→ What you need to do: Set each entry down verbatim, omitting images.

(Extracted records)
======
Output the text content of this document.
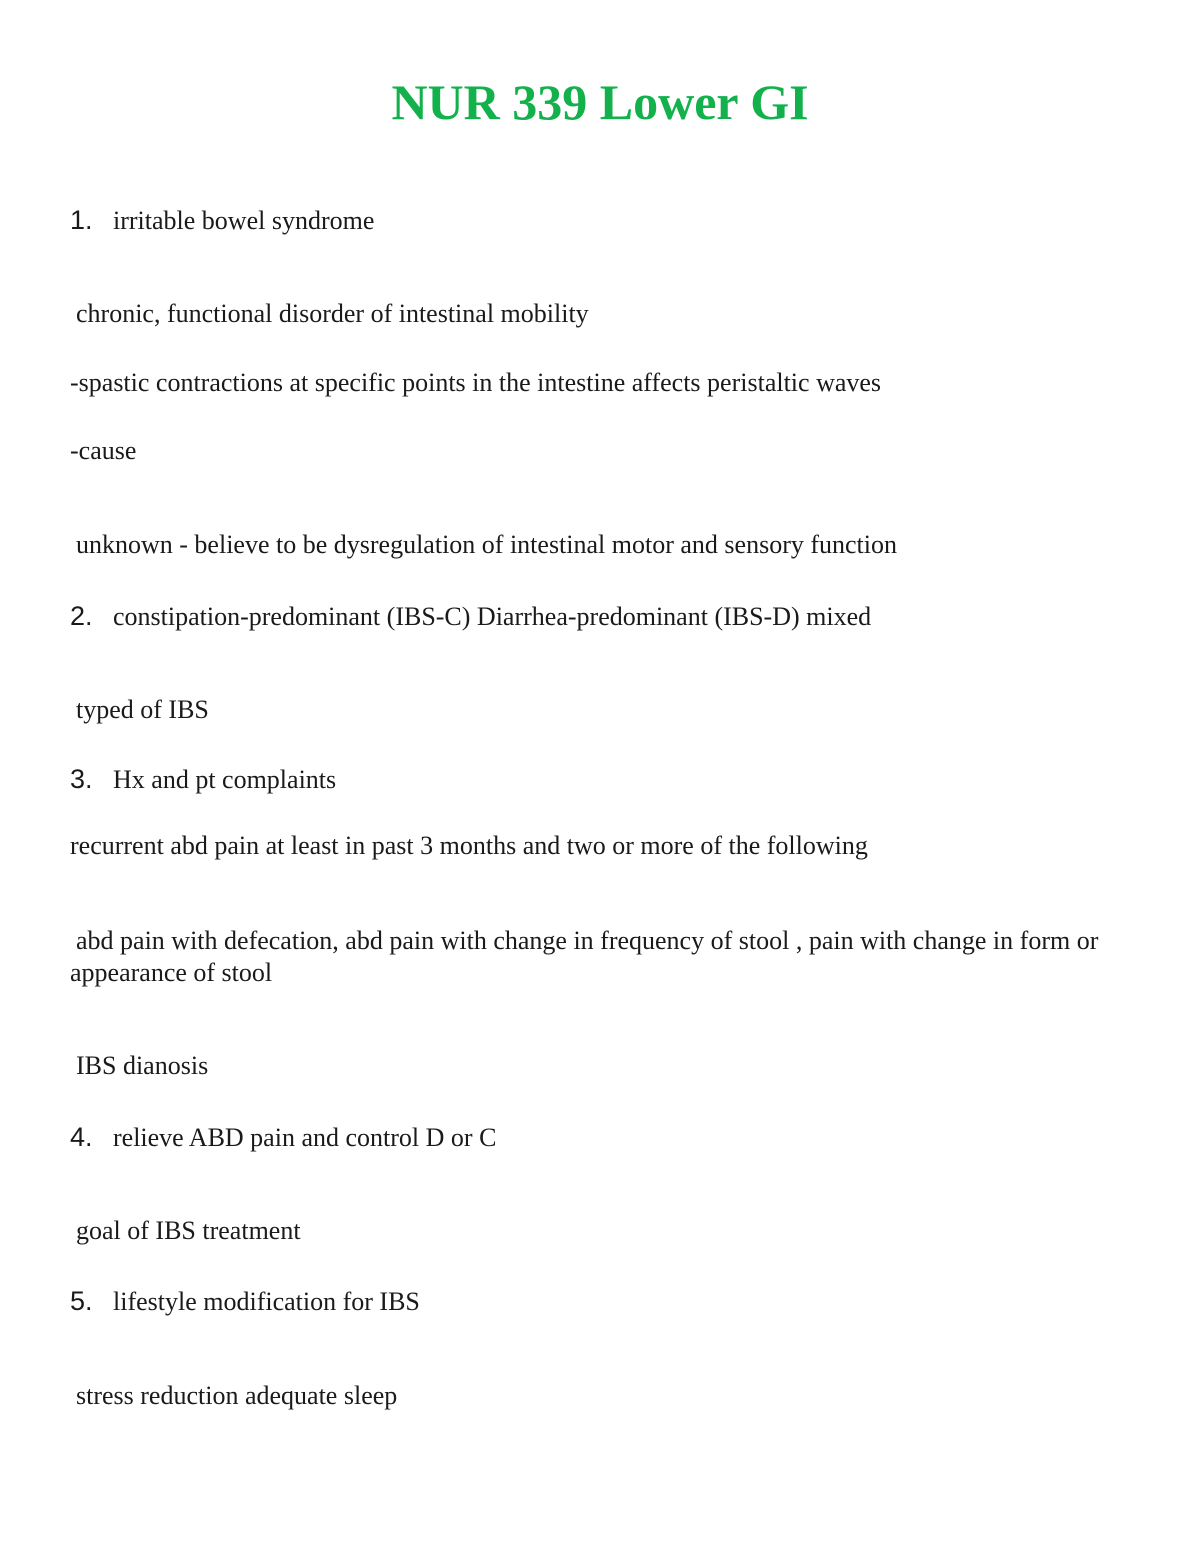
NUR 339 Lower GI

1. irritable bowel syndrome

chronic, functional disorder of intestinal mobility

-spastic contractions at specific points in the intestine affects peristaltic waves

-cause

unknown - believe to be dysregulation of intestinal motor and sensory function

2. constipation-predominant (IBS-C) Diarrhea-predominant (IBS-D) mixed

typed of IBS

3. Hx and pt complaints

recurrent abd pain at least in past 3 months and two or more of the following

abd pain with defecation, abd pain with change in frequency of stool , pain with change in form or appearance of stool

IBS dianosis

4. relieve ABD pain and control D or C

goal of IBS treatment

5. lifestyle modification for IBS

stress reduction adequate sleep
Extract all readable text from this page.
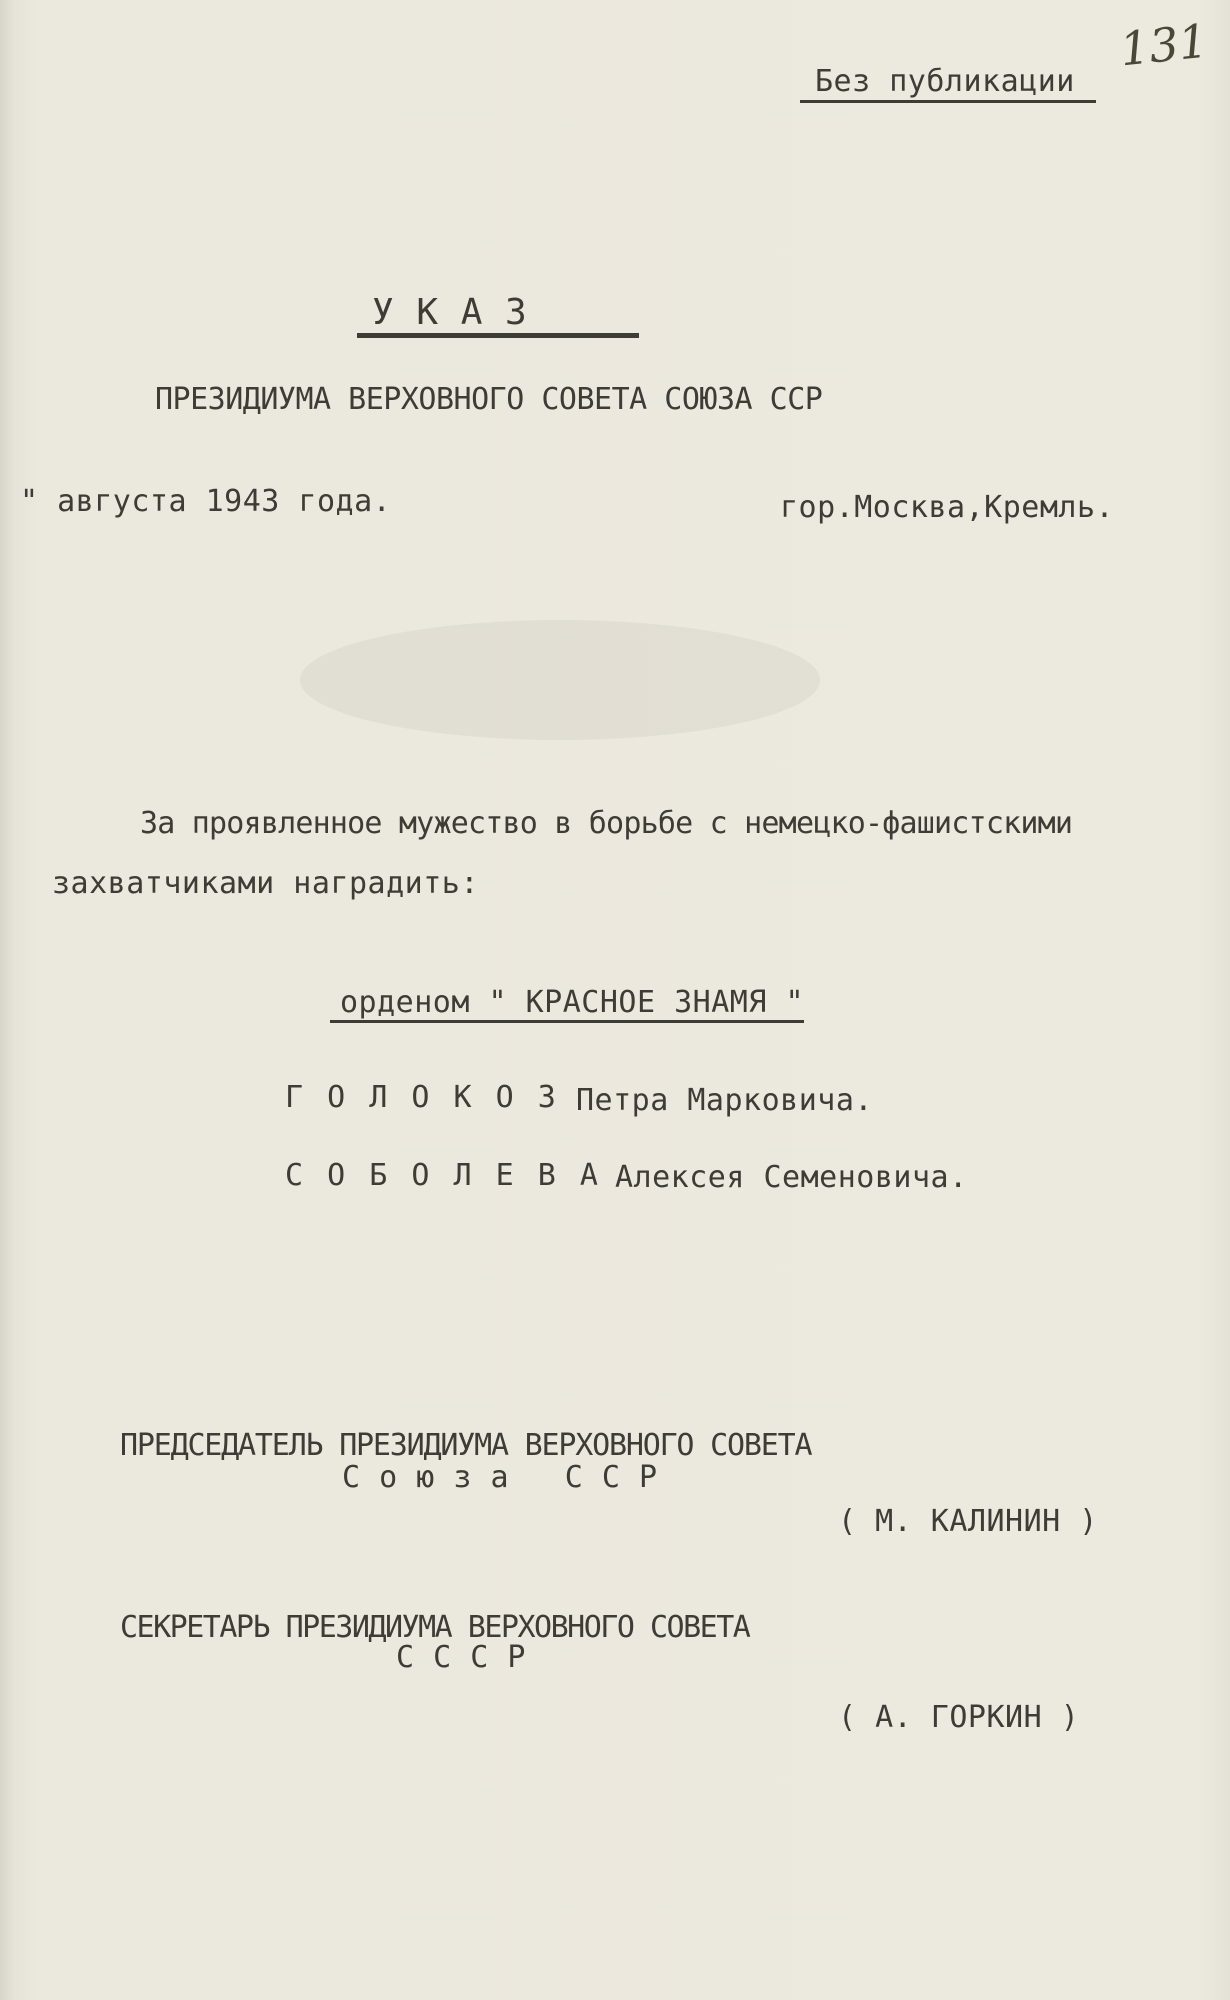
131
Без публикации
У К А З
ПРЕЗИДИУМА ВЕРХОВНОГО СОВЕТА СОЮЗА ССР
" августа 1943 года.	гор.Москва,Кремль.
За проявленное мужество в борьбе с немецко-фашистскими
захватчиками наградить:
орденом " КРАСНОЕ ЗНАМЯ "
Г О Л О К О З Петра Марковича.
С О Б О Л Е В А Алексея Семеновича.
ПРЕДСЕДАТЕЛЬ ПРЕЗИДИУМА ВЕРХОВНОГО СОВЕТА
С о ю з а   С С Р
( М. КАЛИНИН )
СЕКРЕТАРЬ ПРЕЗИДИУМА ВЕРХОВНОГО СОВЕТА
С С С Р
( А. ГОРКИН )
======
→ The answer:
Output the text content of this document.
NUR 339 Lower GI

1. irritable bowel syndrome

chronic, functional disorder of intestinal mobility

-spastic contractions at specific points in the intestine affects peristaltic waves

-cause

unknown - believe to be dysregulation of intestinal motor and sensory function

2. constipation-predominant (IBS-C) Diarrhea-predominant (IBS-D) mixed

typed of IBS

3. Hx and pt complaints

recurrent abd pain at least in past 3 months and two or more of the following

abd pain with defecation, abd pain with change in frequency of stool , pain with change in form or appearance of stool

IBS dianosis

4. relieve ABD pain and control D or C

goal of IBS treatment

5. lifestyle modification for IBS

stress reduction adequate sleep
Extract all readable text from this page.
131
Без публикации
У К А З
ПРЕЗИДИУМА ВЕРХОВНОГО СОВЕТА СОЮЗА ССР
" августа 1943 года.	гор.Москва,Кремль.
За проявленное мужество в борьбе с немецко-фашистскими
захватчиками наградить:
орденом " КРАСНОЕ ЗНАМЯ "
Г О Л О К О З Петра Марковича.
С О Б О Л Е В А Алексея Семеновича.
ПРЕДСЕДАТЕЛЬ ПРЕЗИДИУМА ВЕРХОВНОГО СОВЕТА
С о ю з а   С С Р
( М. КАЛИНИН )
СЕКРЕТАРЬ ПРЕЗИДИУМА ВЕРХОВНОГО СОВЕТА
С С С Р
( А. ГОРКИН )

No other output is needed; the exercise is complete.